Work to do —
Retype every entry exactly, character for character.
++++ Extracted records
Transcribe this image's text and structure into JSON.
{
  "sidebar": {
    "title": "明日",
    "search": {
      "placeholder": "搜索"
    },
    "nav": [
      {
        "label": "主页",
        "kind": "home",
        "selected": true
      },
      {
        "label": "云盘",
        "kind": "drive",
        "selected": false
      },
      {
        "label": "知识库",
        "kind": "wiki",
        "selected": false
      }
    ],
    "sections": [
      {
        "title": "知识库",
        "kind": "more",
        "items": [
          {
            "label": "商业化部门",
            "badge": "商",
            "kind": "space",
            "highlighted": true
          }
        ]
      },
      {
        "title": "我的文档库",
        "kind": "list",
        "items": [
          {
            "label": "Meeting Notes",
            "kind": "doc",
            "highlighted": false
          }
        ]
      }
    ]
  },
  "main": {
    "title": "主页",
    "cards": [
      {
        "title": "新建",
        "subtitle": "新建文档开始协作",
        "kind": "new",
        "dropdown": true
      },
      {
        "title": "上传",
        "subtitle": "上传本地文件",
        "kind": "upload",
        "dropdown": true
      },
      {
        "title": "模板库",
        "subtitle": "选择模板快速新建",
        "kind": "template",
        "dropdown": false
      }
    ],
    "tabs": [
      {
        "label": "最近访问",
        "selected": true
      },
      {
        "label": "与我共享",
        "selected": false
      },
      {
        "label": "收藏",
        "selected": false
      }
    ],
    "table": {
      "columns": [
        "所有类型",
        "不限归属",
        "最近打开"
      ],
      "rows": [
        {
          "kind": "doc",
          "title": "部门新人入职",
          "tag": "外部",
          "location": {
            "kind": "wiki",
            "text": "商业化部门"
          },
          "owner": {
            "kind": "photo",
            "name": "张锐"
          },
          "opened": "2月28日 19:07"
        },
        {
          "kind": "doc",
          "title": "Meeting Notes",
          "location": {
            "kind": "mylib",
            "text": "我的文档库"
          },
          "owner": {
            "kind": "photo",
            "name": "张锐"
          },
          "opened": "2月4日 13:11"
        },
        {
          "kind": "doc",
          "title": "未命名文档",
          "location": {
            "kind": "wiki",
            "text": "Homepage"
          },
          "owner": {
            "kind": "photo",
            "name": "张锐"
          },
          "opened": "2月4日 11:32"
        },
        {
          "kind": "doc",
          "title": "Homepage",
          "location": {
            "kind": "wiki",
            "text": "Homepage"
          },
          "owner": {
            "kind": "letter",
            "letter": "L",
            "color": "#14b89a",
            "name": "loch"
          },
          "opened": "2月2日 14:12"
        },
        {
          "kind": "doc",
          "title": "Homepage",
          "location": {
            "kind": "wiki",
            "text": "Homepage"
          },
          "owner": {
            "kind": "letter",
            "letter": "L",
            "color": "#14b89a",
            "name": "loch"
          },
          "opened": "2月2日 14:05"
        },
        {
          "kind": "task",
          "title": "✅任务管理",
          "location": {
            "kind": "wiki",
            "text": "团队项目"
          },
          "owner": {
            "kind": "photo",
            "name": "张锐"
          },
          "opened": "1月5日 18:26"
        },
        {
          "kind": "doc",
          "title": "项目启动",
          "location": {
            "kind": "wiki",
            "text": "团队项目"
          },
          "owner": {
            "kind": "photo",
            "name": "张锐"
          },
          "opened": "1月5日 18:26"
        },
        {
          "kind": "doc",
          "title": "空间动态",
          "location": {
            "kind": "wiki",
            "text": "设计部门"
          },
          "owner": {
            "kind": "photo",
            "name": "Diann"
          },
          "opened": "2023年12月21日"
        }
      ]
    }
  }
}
++++++++
Answer to this problem —
Transcribe this image's text and structure into JSON.
{
  "sidebar": {
    "title": "明日",
    "search": {
      "placeholder": "搜索"
    },
    "nav": [
      {
        "label": "主页",
        "kind": "home",
        "selected": true
      },
      {
        "label": "云盘",
        "kind": "drive",
        "selected": false
      },
      {
        "label": "知识库",
        "kind": "wiki",
        "selected": false
      }
    ],
    "sections": [
      {
        "title": "知识库",
        "kind": "more",
        "items": [
          {
            "label": "商业化部门",
            "badge": "商",
            "kind": "space",
            "highlighted": true
          }
        ]
      },
      {
        "title": "我的文档库",
        "kind": "list",
        "items": [
          {
            "label": "Meeting Notes",
            "kind": "doc",
            "highlighted": false
          }
        ]
      }
    ]
  },
  "main": {
    "title": "主页",
    "cards": [
      {
        "title": "新建",
        "subtitle": "新建文档开始协作",
        "kind": "new",
        "dropdown": true
      },
      {
        "title": "上传",
        "subtitle": "上传本地文件",
        "kind": "upload",
        "dropdown": true
      },
      {
        "title": "模板库",
        "subtitle": "选择模板快速新建",
        "kind": "template",
        "dropdown": false
      }
    ],
    "tabs": [
      {
        "label": "最近访问",
        "selected": true
      },
      {
        "label": "与我共享",
        "selected": false
      },
      {
        "label": "收藏",
        "selected": false
      }
    ],
    "table": {
      "columns": [
        "所有类型",
        "不限归属",
        "最近打开"
      ],
      "rows": [
        {
          "kind": "doc",
          "title": "部门新人入职",
          "tag": "外部",
          "location": {
            "kind": "wiki",
            "text": "商业化部门"
          },
          "owner": {
            "kind": "photo",
            "name": "张锐"
          },
          "opened": "2月28日 19:07"
        },
        {
          "kind": "doc",
          "title": "Meeting Notes",
          "location": {
            "kind": "mylib",
            "text": "我的文档库"
          },
          "owner": {
            "kind": "photo",
            "name": "张锐"
          },
          "opened": "2月4日 13:11"
        },
        {
          "kind": "doc",
          "title": "未命名文档",
          "location": {
            "kind": "wiki",
            "text": "Homepage"
          },
          "owner": {
            "kind": "photo",
            "name": "张锐"
          },
          "opened": "2月4日 11:32"
        },
        {
          "kind": "doc",
          "title": "Homepage",
          "location": {
            "kind": "wiki",
            "text": "Homepage"
          },
          "owner": {
            "kind": "letter",
            "letter": "L",
            "color": "#14b89a",
            "name": "loch"
          },
          "opened": "2月2日 14:12"
        },
        {
          "kind": "doc",
          "title": "Homepage",
          "location": {
            "kind": "wiki",
            "text": "Homepage"
          },
          "owner": {
            "kind": "letter",
            "letter": "L",
            "color": "#14b89a",
            "name": "loch"
          },
          "opened": "2月2日 14:05"
        },
        {
          "kind": "task",
          "title": "✅任务管理",
          "location": {
            "kind": "wiki",
            "text": "团队项目"
          },
          "owner": {
            "kind": "photo",
            "name": "张锐"
          },
          "opened": "1月5日 18:26"
        },
        {
          "kind": "doc",
          "title": "项目启动",
          "location": {
            "kind": "wiki",
            "text": "团队项目"
          },
          "owner": {
            "kind": "photo",
            "name": "张锐"
          },
          "opened": "1月5日 18:26"
        },
        {
          "kind": "doc",
          "title": "空间动态",
          "location": {
            "kind": "wiki",
            "text": "设计部门"
          },
          "owner": {
            "kind": "photo",
            "name": "Diann"
          },
          "opened": "2023年12月21日"
        }
      ]
    }
  }
}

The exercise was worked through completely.